**Goal**
Scan the entries below and extract each line with the word "颜色另选" in it.

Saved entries
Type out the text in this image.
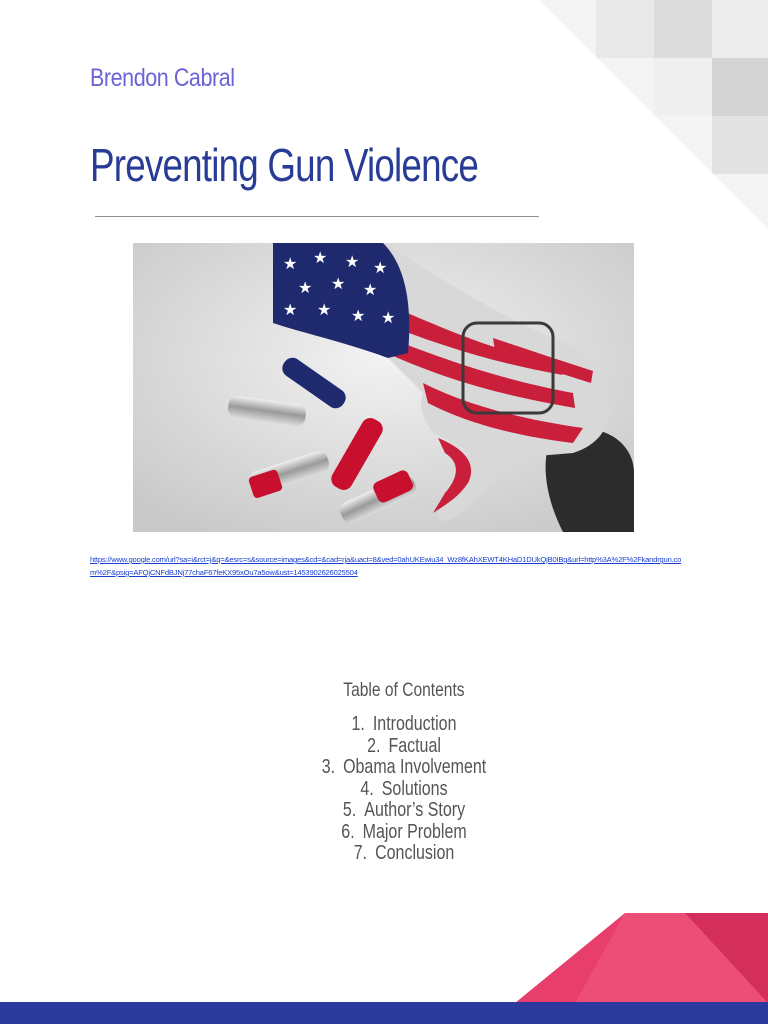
Brendon Cabral
Preventing Gun Violence
★ ★ ★
★ ★ ★
★ ★ ★ ★
★
https://www.google.com/url?sa=i&rct=j&q=&esrc=s&source=images&cd=&cad=rja&uact=8&ved=0ahUKEwiu34_Wz8fKAhXEWT4KHaD1DUkQjB0IBg&url=http%3A%2F%2Fkandrgun.com%2F&psig=AFQjCNFdBJNj77chaF67feKX95xOu7a5ow&ust=1453902626025504
Table of Contents
1. Introduction
2. Factual
3. Obama Involvement
4. Solutions
5. Author’s Story
6. Major Problem
7. Conclusion
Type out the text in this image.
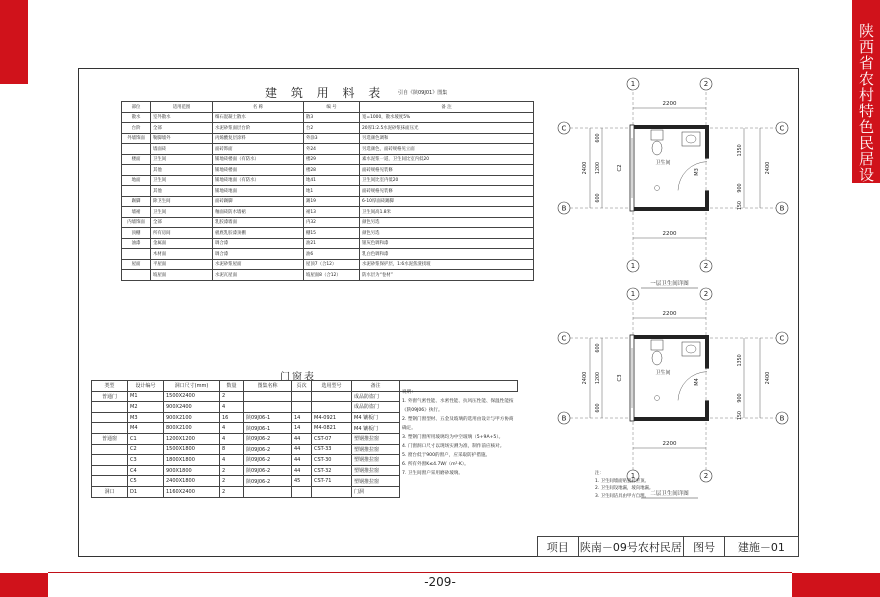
陕西省农村特色民居设计图集
-209-
建 筑 用 料 表	引自《陕09J01》图集
部位	适用范围	名 称	编 号	备 注
散水	室外散水	细石混凝土散水	散3	宽=1000，散水坡度5%
台阶	全部	水泥砂浆面层台阶	台2	20厚1:2.5水泥砂浆抹面压光
外墙饰面	勒脚墙外	丙烯酸复层涂料	外涂3	另选颜色调和
	墙面砖	面砖饰面	外24	另选颜色，面砖规格见立面
楼面	卫生间	铺地砖楼面（有防水）	楼29	素水泥浆一道，卫生间比室内低20
	其他	铺地砖楼面	楼28	面砖规格见装修
地面	卫生间	铺地砖地面（有防水）	地41	卫生间比室内低20
	其他	铺地砖地面	地1	面砖规格见装修
踢脚	除卫生间	面砖踢脚	踢19	6-10厚面砖踢脚
墙裙	卫生间	釉面砖防水墙裙	裙13	卫生间高1.8米
内墙饰面	全部	乳胶漆墙面	内32	颜色另选
顶棚	所有房间	板底乳胶漆顶棚	棚15	颜色另选
油漆	金属面	调合漆	油21	银灰色调和漆
	木材面	调合漆	油6	乳白色调和漆
屋面	平屋面	水泥砂浆屋面	屋顶7（合12）	水泥砂浆保护层，1:6水泥焦渣找坡
	坡屋面	水泥瓦屋面	坡屋面8（合12）	防水层为“卷材”
门窗表
类型	设计编号	洞口尺寸(mm)	数量	图集名称	页次	选用型号	备注	
普通门	M1	1500X2400	2				成品防盗门	
	M2	900X2400	4				成品防盗门	
	M3	900X2100	16	陕09J06-1	14	M4-0921	M4 镶板门	
	M4	800X2100	4	陕09J06-1	14	M4-0821	M4 镶板门	
普通窗	C1	1200X1200	4	陕09J06-2	44	CST-07	塑钢推拉窗	
	C2	1500X1800	8	陕09J06-2	44	CST-33	塑钢推拉窗	
	C3	1800X1800	4	陕09J06-2	44	CST-30	塑钢推拉窗	
	C4	900X1800	2	陕09J06-2	44	CST-32	塑钢推拉窗	
	C5	2400X1800	2	陕09J06-2	45	CST-71	塑钢推拉窗	
洞口	D1	1160X2400	2				门洞	
说明：
1. 外窗气密性能、水密性能、抗风压性能、保温性能按《陕09J06》执行。
2. 塑钢门窗型材、五金及玻璃的选用由设计与甲方协商确定。
3. 塑钢门窗所用玻璃均为中空玻璃（5+9A+5）。
4. 门窗洞口尺寸以现场实测为准，制作前应核对。
5. 窗台低于900的窗户，应采取防护措施。
6. 所有外窗K≤4.7W/（m²·K）。
7. 卫生间窗户采用磨砂玻璃。
1
1
2
2
C
B
C
B
2200
2200
C2
M3
卫生间
2400
600
1200
600
2400
1350
900
150
一层卫生间详图
1
1
2
2
C
B
C
B
2200
2200
C3
M4
卫生间
2400
600
1200
600
2400
1350
900
150
二层卫生间详图
注：
1. 卫生间墙面贴瓷砖至顶。
2. 卫生间设地漏，坡向地漏。
3. 卫生间洁具由甲方自理。
项目	陕南－09号农村民居	图号	建施－01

**Solution for this problem**
内墙饰面	全部	乳胶漆墙面	内32	颜色另选
顶棚	所有房间	板底乳胶漆顶棚	棚15	颜色另选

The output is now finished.